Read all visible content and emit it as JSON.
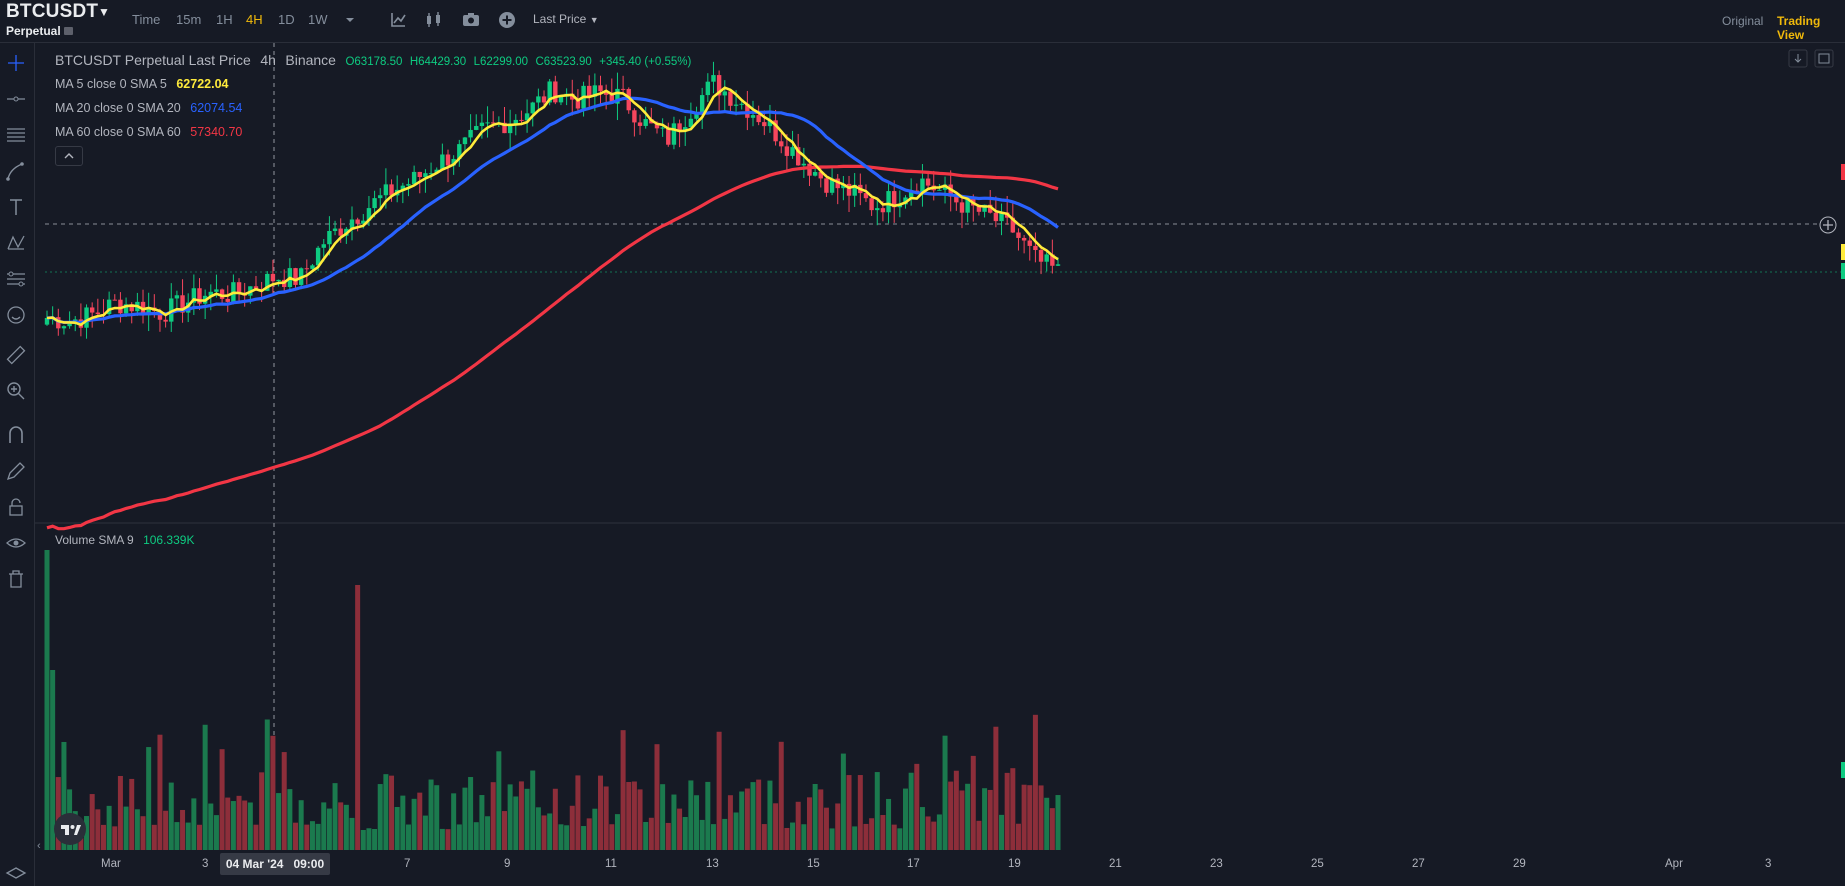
{
  "header": {
    "symbol": "BTCUSDT",
    "contract_type": "Perpetual",
    "timeframes": [
      {
        "label": "Time",
        "active": false
      },
      {
        "label": "15m",
        "active": false
      },
      {
        "label": "1H",
        "active": false
      },
      {
        "label": "4H",
        "active": true
      },
      {
        "label": "1D",
        "active": false
      },
      {
        "label": "1W",
        "active": false
      }
    ],
    "icons": [
      "chevron-down-icon",
      "indicators-icon",
      "chart-type-icon",
      "camera-icon",
      "add-icon"
    ],
    "price_type": "Last Price",
    "view_original": "Original",
    "view_tradingview": "Trading View"
  },
  "left_toolbar": [
    "crosshair-icon",
    "horizontal-line-icon",
    "channel-icon",
    "brush-icon",
    "text-icon",
    "pattern-icon",
    "fib-icon",
    "emoji-icon",
    "ruler-icon",
    "zoom-icon",
    "magnet-icon",
    "pencil-lock-icon",
    "lock-icon",
    "eye-icon",
    "trash-icon",
    "layers-icon"
  ],
  "legend": {
    "title": "BTCUSDT Perpetual Last Price",
    "interval": "4h",
    "exchange": "Binance",
    "open": "O63178.50",
    "high": "H64429.30",
    "low": "L62299.00",
    "close": "C63523.90",
    "change": "+345.40 (+0.55%)",
    "ma": [
      {
        "label": "MA 5 close 0 SMA 5",
        "value": "62722.04",
        "color": "#ffeb3b"
      },
      {
        "label": "MA 20 close 0 SMA 20",
        "value": "62074.54",
        "color": "#2962ff"
      },
      {
        "label": "MA 60 close 0 SMA 60",
        "value": "57340.70",
        "color": "#f23645"
      }
    ],
    "volume_label": "Volume SMA 9",
    "volume_value": "106.339K"
  },
  "x_axis": {
    "labels": [
      "Mar",
      "3",
      "7",
      "9",
      "11",
      "13",
      "15",
      "17",
      "19",
      "21",
      "23",
      "25",
      "27",
      "29",
      "Apr",
      "3"
    ],
    "crosshair_date": "04 Mar '24",
    "crosshair_time": "09:00"
  },
  "colors": {
    "up": "#0ecb81",
    "down": "#f6465d",
    "volume_up": "#1b7a4e",
    "volume_down": "#8d2e3a",
    "ma5": "#ffeb3b",
    "ma20": "#2962ff",
    "ma60": "#f23645"
  },
  "chart_data": {
    "type": "candlestick",
    "series_4h_close": [
      62150,
      62050,
      62250,
      62600,
      62500,
      62300,
      62600,
      62900,
      62850,
      63100,
      63400,
      63300,
      64400,
      65000,
      65500,
      65950,
      66300,
      66800,
      67200,
      67800,
      68050,
      68400,
      69000,
      68700,
      68900,
      68800,
      68000,
      67500,
      68400,
      69200,
      68700,
      68200,
      67500,
      66800,
      66200,
      65900,
      65500,
      65800,
      66300,
      65900,
      65500,
      65200,
      64800,
      63900,
      63524
    ],
    "moving_averages": [
      {
        "name": "MA 5",
        "last": 62722.04
      },
      {
        "name": "MA 20",
        "last": 62074.54
      },
      {
        "name": "MA 60",
        "last": 57340.7
      }
    ],
    "volume_last": "106.339K"
  }
}
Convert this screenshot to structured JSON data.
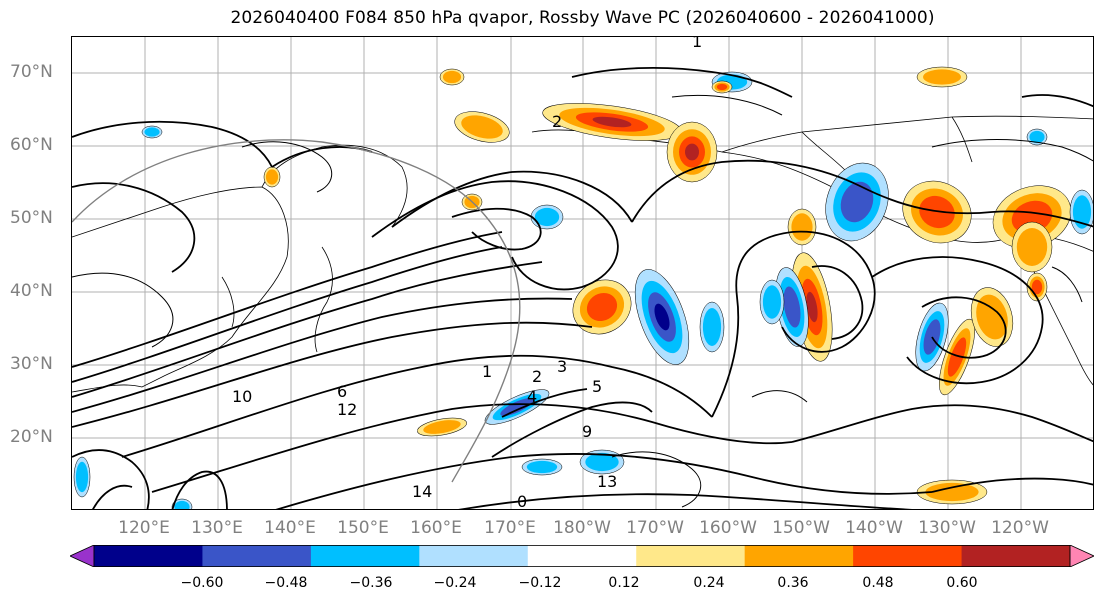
{
  "title": "2026040400 F084 850 hPa qvapor, Rossby Wave PC (2026040600 - 2026041000)",
  "map": {
    "projection": "PlateCarree",
    "lon_range_degE": [
      110,
      250
    ],
    "lat_range_degN": [
      10,
      75
    ],
    "gridlines": true,
    "lat_ticks": [
      "70°N",
      "60°N",
      "50°N",
      "40°N",
      "30°N",
      "20°N"
    ],
    "lon_ticks": [
      "120°E",
      "130°E",
      "140°E",
      "150°E",
      "160°E",
      "170°E",
      "180°W",
      "170°W",
      "160°W",
      "150°W",
      "140°W",
      "130°W",
      "120°W"
    ],
    "contour_labels": [
      "1",
      "2",
      "3",
      "4",
      "5",
      "6",
      "9",
      "10",
      "12",
      "13",
      "14",
      "0",
      "1",
      "2"
    ]
  },
  "colorbar": {
    "colors": [
      "#9932cc",
      "#00008b",
      "#3a55c8",
      "#00bfff",
      "#b0e0ff",
      "#ffffff",
      "#ffe88a",
      "#ffa500",
      "#ff4500",
      "#b22222",
      "#ff85b3"
    ],
    "ticks": [
      "−0.60",
      "−0.48",
      "−0.36",
      "−0.24",
      "−0.12",
      "0.12",
      "0.24",
      "0.36",
      "0.48",
      "0.60"
    ]
  },
  "anomaly_positive_colors": [
    "#ffe88a",
    "#ffa500",
    "#ff4500",
    "#b22222"
  ],
  "anomaly_negative_colors": [
    "#b0e0ff",
    "#00bfff",
    "#3a55c8",
    "#00008b"
  ]
}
┄┄┄┄┄┄┄┄┄┄
Exclude the pictures and repeat every other part of the records word for word.

Read all visible content and emit it as JSON.
{
  "header": {
    "symbol": "BTCUSDT",
    "contract_type": "Perpetual",
    "timeframes": [
      {
        "label": "Time",
        "active": false
      },
      {
        "label": "15m",
        "active": false
      },
      {
        "label": "1H",
        "active": false
      },
      {
        "label": "4H",
        "active": true
      },
      {
        "label": "1D",
        "active": false
      },
      {
        "label": "1W",
        "active": false
      }
    ],
    "icons": [
      "chevron-down-icon",
      "indicators-icon",
      "chart-type-icon",
      "camera-icon",
      "add-icon"
    ],
    "price_type": "Last Price",
    "view_original": "Original",
    "view_tradingview": "Trading View"
  },
  "left_toolbar": [
    "crosshair-icon",
    "horizontal-line-icon",
    "channel-icon",
    "brush-icon",
    "text-icon",
    "pattern-icon",
    "fib-icon",
    "emoji-icon",
    "ruler-icon",
    "zoom-icon",
    "magnet-icon",
    "pencil-lock-icon",
    "lock-icon",
    "eye-icon",
    "trash-icon",
    "layers-icon"
  ],
  "legend": {
    "title": "BTCUSDT Perpetual Last Price",
    "interval": "4h",
    "exchange": "Binance",
    "open": "O63178.50",
    "high": "H64429.30",
    "low": "L62299.00",
    "close": "C63523.90",
    "change": "+345.40 (+0.55%)",
    "ma": [
      {
        "label": "MA 5 close 0 SMA 5",
        "value": "62722.04",
        "color": "#ffeb3b"
      },
      {
        "label": "MA 20 close 0 SMA 20",
        "value": "62074.54",
        "color": "#2962ff"
      },
      {
        "label": "MA 60 close 0 SMA 60",
        "value": "57340.70",
        "color": "#f23645"
      }
    ],
    "volume_label": "Volume SMA 9",
    "volume_value": "106.339K"
  },
  "x_axis": {
    "labels": [
      "Mar",
      "3",
      "7",
      "9",
      "11",
      "13",
      "15",
      "17",
      "19",
      "21",
      "23",
      "25",
      "27",
      "29",
      "Apr",
      "3"
    ],
    "crosshair_date": "04 Mar '24",
    "crosshair_time": "09:00"
  },
  "colors": {
    "up": "#0ecb81",
    "down": "#f6465d",
    "volume_up": "#1b7a4e",
    "volume_down": "#8d2e3a",
    "ma5": "#ffeb3b",
    "ma20": "#2962ff",
    "ma60": "#f23645"
  },
  "chart_data": {
    "type": "candlestick",
    "series_4h_close": [
      62150,
      62050,
      62250,
      62600,
      62500,
      62300,
      62600,
      62900,
      62850,
      63100,
      63400,
      63300,
      64400,
      65000,
      65500,
      65950,
      66300,
      66800,
      67200,
      67800,
      68050,
      68400,
      69000,
      68700,
      68900,
      68800,
      68000,
      67500,
      68400,
      69200,
      68700,
      68200,
      67500,
      66800,
      66200,
      65900,
      65500,
      65800,
      66300,
      65900,
      65500,
      65200,
      64800,
      63900,
      63524
    ],
    "moving_averages": [
      {
        "name": "MA 5",
        "last": 62722.04
      },
      {
        "name": "MA 20",
        "last": 62074.54
      },
      {
        "name": "MA 60",
        "last": 57340.7
      }
    ],
    "volume_last": "106.339K"
  }
}
Convert this screenshot to structured JSON data.
{
  "title": "2026040400 F084 850 hPa qvapor, Rossby Wave PC (2026040600 - 2026041000)",
  "map": {
    "projection": "PlateCarree",
    "lon_range_degE": [
      110,
      250
    ],
    "lat_range_degN": [
      10,
      75
    ],
    "gridlines": true,
    "lat_ticks": [
      "70°N",
      "60°N",
      "50°N",
      "40°N",
      "30°N",
      "20°N"
    ],
    "lon_ticks": [
      "120°E",
      "130°E",
      "140°E",
      "150°E",
      "160°E",
      "170°E",
      "180°W",
      "170°W",
      "160°W",
      "150°W",
      "140°W",
      "130°W",
      "120°W"
    ],
    "contour_labels": [
      "1",
      "2",
      "3",
      "4",
      "5",
      "6",
      "9",
      "10",
      "12",
      "13",
      "14",
      "0",
      "1",
      "2"
    ]
  },
  "colorbar": {
    "colors": [
      "#9932cc",
      "#00008b",
      "#3a55c8",
      "#00bfff",
      "#b0e0ff",
      "#ffffff",
      "#ffe88a",
      "#ffa500",
      "#ff4500",
      "#b22222",
      "#ff85b3"
    ],
    "ticks": [
      "−0.60",
      "−0.48",
      "−0.36",
      "−0.24",
      "−0.12",
      "0.12",
      "0.24",
      "0.36",
      "0.48",
      "0.60"
    ]
  },
  "anomaly_positive_colors": [
    "#ffe88a",
    "#ffa500",
    "#ff4500",
    "#b22222"
  ],
  "anomaly_negative_colors": [
    "#b0e0ff",
    "#00bfff",
    "#3a55c8",
    "#00008b"
  ]
}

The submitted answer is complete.